Provided passage:
<<<<

Move a number of scheduler metrics to STABLE #106266

ahg-g · 2021-11-09T14:17:59Z

What type of PR is this?

/kind documentation

What this PR does / why we need it:

Marks a number of scheduler metrics as stable. Those has been around for quite sometime and some are using them to create scheduler SLOs

Which issue(s) this PR fixes:

Follow up to #105861

Special notes for your reviewer:

Does this PR introduce a user-facing change?

Graduating `pod_scheduling_duration_seconds`, `pod_scheduling_attempts`, `framework_extension_point_duration_seconds`, `plugin_execution_duration_seconds` and `queue_incoming_pods_total` metrics to stable.

k8s-ci-robot · 2021-11-09T14:19:07Z

@ahg-g: This issue is currently awaiting triage.

If a SIG or subproject determines this is a relevant issue, they will accept it by applying the triage/accepted label and provide further guidance.

The triage/accepted label can be added by org members by writing /triage accepted in a comment.

Instructions for interacting with me using PR comments are available here. If you have questions or suggestions related to my behavior, please file an issue against the kubernetes/test-infra repository.

alculquicondor · 2021-11-09T14:29:22Z

pkg/scheduler/metrics/metrics.go

@@ -143,7 +143,7 @@ var (
 			// Start with 0.01ms with the last bucket being [~22ms, Inf). We use a small factor (1.5)
 			// so that we have better granularity since plugin latency is very sensitive.
 			Buckets:        metrics.ExponentialBuckets(0.00001, 1.5, 20),
-			StabilityLevel: metrics.ALPHA,
+			StabilityLevel: metrics.STABLE,


Can you think of a way to validate if this metric is accurate and useful?

Currently, we post at most 1000 samples every second. Since there's no particular logic to decide which samples should proceed, I fear that the information might be skewed towards certain extension point.

It will not be skewed because we either sample the whole cycle or not. We can increase the sampling rate if we wish to make it more accurate, but in the end it depends on the number of instances we are sampling from (so number of scheduling cycles), and that depends on the cluster.

>>>>

Dataset entries:
<<<<

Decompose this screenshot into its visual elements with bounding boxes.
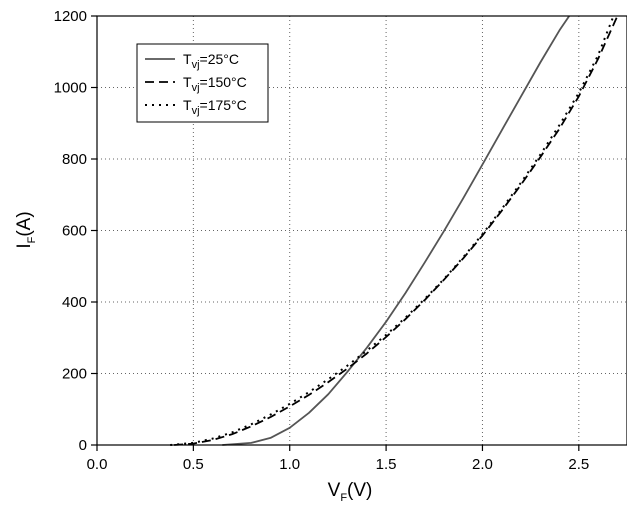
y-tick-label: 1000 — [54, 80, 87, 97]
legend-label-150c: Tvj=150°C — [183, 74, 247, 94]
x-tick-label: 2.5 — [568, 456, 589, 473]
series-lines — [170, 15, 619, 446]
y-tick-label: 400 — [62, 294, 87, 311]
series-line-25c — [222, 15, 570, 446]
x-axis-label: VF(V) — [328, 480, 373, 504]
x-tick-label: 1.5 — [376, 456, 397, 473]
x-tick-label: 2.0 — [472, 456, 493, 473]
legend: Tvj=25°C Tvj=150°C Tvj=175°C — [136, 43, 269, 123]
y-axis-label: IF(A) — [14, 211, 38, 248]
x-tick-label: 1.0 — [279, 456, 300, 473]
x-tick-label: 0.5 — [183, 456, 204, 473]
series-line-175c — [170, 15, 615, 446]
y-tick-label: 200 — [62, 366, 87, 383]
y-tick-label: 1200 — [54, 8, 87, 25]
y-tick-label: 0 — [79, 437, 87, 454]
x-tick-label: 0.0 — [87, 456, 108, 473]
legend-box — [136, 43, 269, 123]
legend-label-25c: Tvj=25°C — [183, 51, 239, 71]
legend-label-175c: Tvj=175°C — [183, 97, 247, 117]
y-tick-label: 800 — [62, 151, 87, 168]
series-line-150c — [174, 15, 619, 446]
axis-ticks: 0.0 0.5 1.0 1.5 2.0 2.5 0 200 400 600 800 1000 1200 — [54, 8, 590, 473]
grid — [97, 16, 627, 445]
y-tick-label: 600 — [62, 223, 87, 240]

>>>>

Set tasks:
1. In the scheduler metrics pull request thread, which earlier pull request is this change a follow-up to?
2. According to the scheduler metrics pull request thread, why do the histogram buckets for the plugin duration metric use a small growth factor of 1.5?
3. Write the next part of the scheduler metrics pull request thread, starting after its final comment.

Responses:
1. It is a follow-up to #105861.

2. The small factor of 1.5 gives the buckets better granularity. Plugin latency is very sensitive, so finer buckets are needed to capture it.

3.
I don't think it provides useful information fleet-wide, but when debugging a specific cluster that we know uses heavily a specific feature, this metric can provide useful information on how much time that feature is adding overhead on the scheduling cycle.

It will not be skewed because we either sample the whole cycle or not.

Why do you say that?

Because we don't sample based on the extension point, we either time for all extension points or for none of them in a scheduling cycle.

Also, the sampling is random

to recap from offline discussion: There are 2 things controlling what gets recorded:

a random sampling per scheduling cycle

kubernetes/pkg/scheduler/scheduler.go

Line 441 in 6ac2d8e

state.SetRecordPluginMetrics(rand.Intn(100) < pluginMetricsSamplePercent)

a buffer

kubernetes/pkg/scheduler/framework/runtime/metrics_recorder.go

Line 54 in 6ac2d8e

bufferCh: make(chan *frameworkMetric, bufferSize),

My only concern is that the buffer might cause certain extension points to not be recorded because they are not called often. I think the most important one is the preemption PostFilter plugin. I would be more comfortable graduating this metric if we can ensure that the buffer is enough to fit an entire scheduling cycle for a 5k cluster with a default percentageOfNodesToScore.

ok, I think we should just drop the graduation of this one for now, for the filter plugin, it would be ideal if we can measure for all nodes, not per node.

+1 that would reduce a lot of measuring points.

Thanks!

dgrisonnet · 2021-11-09T17:31:28Z

Looks good to me from an instrumentation perspective.

Leaving it up to scheduler owners to judge whether the metrics that are proposed for graduation are actually used.

alculquicondor · 2021-11-09T19:42:14Z

You probably need to update test/instrumentation/testdata/stable-metrics-list.yaml

alculquicondor · 2021-11-09T20:22:07Z

/lgtm

ahg-g · 2021-11-10T17:51:41Z

@alculquicondor unit test fixed

alculquicondor · 2021-11-10T17:53:41Z

/lgtm

ahg-g · 2021-11-10T18:36:41Z

/retest

kerthcet · 2021-11-11T02:50:17Z

Also looks good to me, not label lgtm for I'm not a reviewer now.

ahg-g · 2021-11-11T03:40:26Z

/assign @logicalhan

to approve "test/instrumentation/testdata/OWNERS"

logicalhan

/lgtm
/approve

k8s-ci-robot · 2021-11-11T17:48:40Z

[APPROVALNOTIFIER] This PR is APPROVED

This pull-request has been approved by: ahg-g, logicalhan

The full list of commands accepted by this bot can be found here.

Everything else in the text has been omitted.